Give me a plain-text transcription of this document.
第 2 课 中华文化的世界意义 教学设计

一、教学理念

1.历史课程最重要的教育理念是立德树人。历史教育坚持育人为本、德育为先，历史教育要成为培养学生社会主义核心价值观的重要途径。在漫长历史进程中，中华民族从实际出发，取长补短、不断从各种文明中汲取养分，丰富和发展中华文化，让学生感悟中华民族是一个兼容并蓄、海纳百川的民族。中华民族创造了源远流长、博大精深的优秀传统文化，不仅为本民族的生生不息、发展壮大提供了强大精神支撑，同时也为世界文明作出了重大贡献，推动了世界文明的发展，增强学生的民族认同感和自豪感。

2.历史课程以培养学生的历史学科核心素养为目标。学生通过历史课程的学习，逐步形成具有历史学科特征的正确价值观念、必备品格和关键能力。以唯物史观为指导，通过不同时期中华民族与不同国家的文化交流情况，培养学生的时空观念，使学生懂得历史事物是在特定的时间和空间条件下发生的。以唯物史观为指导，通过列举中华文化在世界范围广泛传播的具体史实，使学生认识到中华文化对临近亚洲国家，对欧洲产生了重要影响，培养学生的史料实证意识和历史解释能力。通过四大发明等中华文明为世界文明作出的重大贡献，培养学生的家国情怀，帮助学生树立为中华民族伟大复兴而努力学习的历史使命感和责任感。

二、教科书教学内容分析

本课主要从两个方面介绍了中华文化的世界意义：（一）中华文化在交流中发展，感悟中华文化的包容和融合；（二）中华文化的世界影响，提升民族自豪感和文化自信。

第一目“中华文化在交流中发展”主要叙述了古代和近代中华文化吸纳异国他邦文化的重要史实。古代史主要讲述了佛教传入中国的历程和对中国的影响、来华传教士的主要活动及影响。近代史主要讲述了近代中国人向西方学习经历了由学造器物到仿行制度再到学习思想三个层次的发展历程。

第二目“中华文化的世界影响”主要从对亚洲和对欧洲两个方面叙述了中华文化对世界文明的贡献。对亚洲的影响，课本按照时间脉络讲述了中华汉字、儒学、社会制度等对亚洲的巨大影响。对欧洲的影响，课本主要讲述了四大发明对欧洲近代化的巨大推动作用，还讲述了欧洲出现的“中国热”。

☆ ☆ ☆ ☆ ☆

● Instructions for the task
Would you reproduce all the entries exactly?

● Reply to the exercise
Give me a plain-text transcription of this document.
第 2 课 中华文化的世界意义 教学设计

一、教学理念

1.历史课程最重要的教育理念是立德树人。历史教育坚持育人为本、德育为先，历史教育要成为培养学生社会主义核心价值观的重要途径。在漫长历史进程中，中华民族从实际出发，取长补短、不断从各种文明中汲取养分，丰富和发展中华文化，让学生感悟中华民族是一个兼容并蓄、海纳百川的民族。中华民族创造了源远流长、博大精深的优秀传统文化，不仅为本民族的生生不息、发展壮大提供了强大精神支撑，同时也为世界文明作出了重大贡献，推动了世界文明的发展，增强学生的民族认同感和自豪感。

2.历史课程以培养学生的历史学科核心素养为目标。学生通过历史课程的学习，逐步形成具有历史学科特征的正确价值观念、必备品格和关键能力。以唯物史观为指导，通过不同时期中华民族与不同国家的文化交流情况，培养学生的时空观念，使学生懂得历史事物是在特定的时间和空间条件下发生的。以唯物史观为指导，通过列举中华文化在世界范围广泛传播的具体史实，使学生认识到中华文化对临近亚洲国家，对欧洲产生了重要影响，培养学生的史料实证意识和历史解释能力。通过四大发明等中华文明为世界文明作出的重大贡献，培养学生的家国情怀，帮助学生树立为中华民族伟大复兴而努力学习的历史使命感和责任感。

二、教科书教学内容分析

本课主要从两个方面介绍了中华文化的世界意义：（一）中华文化在交流中发展，感悟中华文化的包容和融合；（二）中华文化的世界影响，提升民族自豪感和文化自信。

第一目“中华文化在交流中发展”主要叙述了古代和近代中华文化吸纳异国他邦文化的重要史实。古代史主要讲述了佛教传入中国的历程和对中国的影响、来华传教士的主要活动及影响。近代史主要讲述了近代中国人向西方学习经历了由学造器物到仿行制度再到学习思想三个层次的发展历程。

第二目“中华文化的世界影响”主要从对亚洲和对欧洲两个方面叙述了中华文化对世界文明的贡献。对亚洲的影响，课本按照时间脉络讲述了中华汉字、儒学、社会制度等对亚洲的巨大影响。对欧洲的影响，课本主要讲述了四大发明对欧洲近代化的巨大推动作用，还讲述了欧洲出现的“中国热”。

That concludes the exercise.